■ YOUR GOAL: Repeat each record below exactly as given.

Stored entries:

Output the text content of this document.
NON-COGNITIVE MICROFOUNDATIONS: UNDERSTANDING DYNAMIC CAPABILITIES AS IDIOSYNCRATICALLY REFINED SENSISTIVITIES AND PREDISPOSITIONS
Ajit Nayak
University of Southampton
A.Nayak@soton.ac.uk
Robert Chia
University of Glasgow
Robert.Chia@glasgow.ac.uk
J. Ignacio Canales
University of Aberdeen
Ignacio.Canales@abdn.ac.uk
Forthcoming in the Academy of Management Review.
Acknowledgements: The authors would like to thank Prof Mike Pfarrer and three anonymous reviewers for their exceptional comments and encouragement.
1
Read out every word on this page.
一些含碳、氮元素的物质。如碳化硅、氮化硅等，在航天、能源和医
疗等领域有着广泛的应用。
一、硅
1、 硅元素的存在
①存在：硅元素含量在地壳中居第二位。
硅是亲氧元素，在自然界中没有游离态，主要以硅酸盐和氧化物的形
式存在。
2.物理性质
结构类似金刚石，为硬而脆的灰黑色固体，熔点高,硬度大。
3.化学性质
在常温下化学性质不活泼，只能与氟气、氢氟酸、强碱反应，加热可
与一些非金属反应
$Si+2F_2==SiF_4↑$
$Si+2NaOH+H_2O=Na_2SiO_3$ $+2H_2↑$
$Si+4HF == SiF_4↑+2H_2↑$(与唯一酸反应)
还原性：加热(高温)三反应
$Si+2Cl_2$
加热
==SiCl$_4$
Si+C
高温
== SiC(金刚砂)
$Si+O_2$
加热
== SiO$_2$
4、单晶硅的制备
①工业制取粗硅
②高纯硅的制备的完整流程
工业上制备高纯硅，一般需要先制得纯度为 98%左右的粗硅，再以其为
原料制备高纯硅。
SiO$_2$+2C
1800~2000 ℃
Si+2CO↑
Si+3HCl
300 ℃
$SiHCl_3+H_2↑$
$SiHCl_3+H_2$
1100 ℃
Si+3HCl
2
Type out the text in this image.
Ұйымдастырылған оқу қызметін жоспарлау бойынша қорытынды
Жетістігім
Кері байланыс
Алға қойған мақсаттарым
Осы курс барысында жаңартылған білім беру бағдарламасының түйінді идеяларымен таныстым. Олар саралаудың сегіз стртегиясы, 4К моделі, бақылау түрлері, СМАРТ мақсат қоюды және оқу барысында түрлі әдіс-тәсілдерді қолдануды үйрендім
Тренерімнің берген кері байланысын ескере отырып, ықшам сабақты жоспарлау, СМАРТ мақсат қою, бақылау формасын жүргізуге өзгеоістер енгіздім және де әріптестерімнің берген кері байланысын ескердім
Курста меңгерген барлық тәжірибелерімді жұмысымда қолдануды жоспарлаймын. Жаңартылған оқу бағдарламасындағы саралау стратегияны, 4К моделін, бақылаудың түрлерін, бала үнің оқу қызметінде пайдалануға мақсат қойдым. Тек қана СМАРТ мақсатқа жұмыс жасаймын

■ RESPONSE:
Output the text content of this document.
NON-COGNITIVE MICROFOUNDATIONS: UNDERSTANDING DYNAMIC CAPABILITIES AS IDIOSYNCRATICALLY REFINED SENSISTIVITIES AND PREDISPOSITIONS
Ajit Nayak
University of Southampton
A.Nayak@soton.ac.uk
Robert Chia
University of Glasgow
Robert.Chia@glasgow.ac.uk
J. Ignacio Canales
University of Aberdeen
Ignacio.Canales@abdn.ac.uk
Forthcoming in the Academy of Management Review.
Acknowledgements: The authors would like to thank Prof Mike Pfarrer and three anonymous reviewers for their exceptional comments and encouragement.
1
Read out every word on this page.
一些含碳、氮元素的物质。如碳化硅、氮化硅等，在航天、能源和医
疗等领域有着广泛的应用。
一、硅
1、 硅元素的存在
①存在：硅元素含量在地壳中居第二位。
硅是亲氧元素，在自然界中没有游离态，主要以硅酸盐和氧化物的形
式存在。
2.物理性质
结构类似金刚石，为硬而脆的灰黑色固体，熔点高,硬度大。
3.化学性质
在常温下化学性质不活泼，只能与氟气、氢氟酸、强碱反应，加热可
与一些非金属反应
$Si+2F_2==SiF_4↑$
$Si+2NaOH+H_2O=Na_2SiO_3$ $+2H_2↑$
$Si+4HF == SiF_4↑+2H_2↑$(与唯一酸反应)
还原性：加热(高温)三反应
$Si+2Cl_2$
加热
==SiCl$_4$
Si+C
高温
== SiC(金刚砂)
$Si+O_2$
加热
== SiO$_2$
4、单晶硅的制备
①工业制取粗硅
②高纯硅的制备的完整流程
工业上制备高纯硅，一般需要先制得纯度为 98%左右的粗硅，再以其为
原料制备高纯硅。
SiO$_2$+2C
1800~2000 ℃
Si+2CO↑
Si+3HCl
300 ℃
$SiHCl_3+H_2↑$
$SiHCl_3+H_2$
1100 ℃
Si+3HCl
2
Type out the text in this image.
Ұйымдастырылған оқу қызметін жоспарлау бойынша қорытынды
Жетістігім
Кері байланыс
Алға қойған мақсаттарым
Осы курс барысында жаңартылған білім беру бағдарламасының түйінді идеяларымен таныстым. Олар саралаудың сегіз стртегиясы, 4К моделі, бақылау түрлері, СМАРТ мақсат қоюды және оқу барысында түрлі әдіс-тәсілдерді қолдануды үйрендім
Тренерімнің берген кері байланысын ескере отырып, ықшам сабақты жоспарлау, СМАРТ мақсат қою, бақылау формасын жүргізуге өзгеоістер енгіздім және де әріптестерімнің берген кері байланысын ескердім
Курста меңгерген барлық тәжірибелерімді жұмысымда қолдануды жоспарлаймын. Жаңартылған оқу бағдарламасындағы саралау стратегияны, 4К моделін, бақылаудың түрлерін, бала үнің оқу қызметінде пайдалануға мақсат қойдым. Тек қана СМАРТ мақсатқа жұмыс жасаймын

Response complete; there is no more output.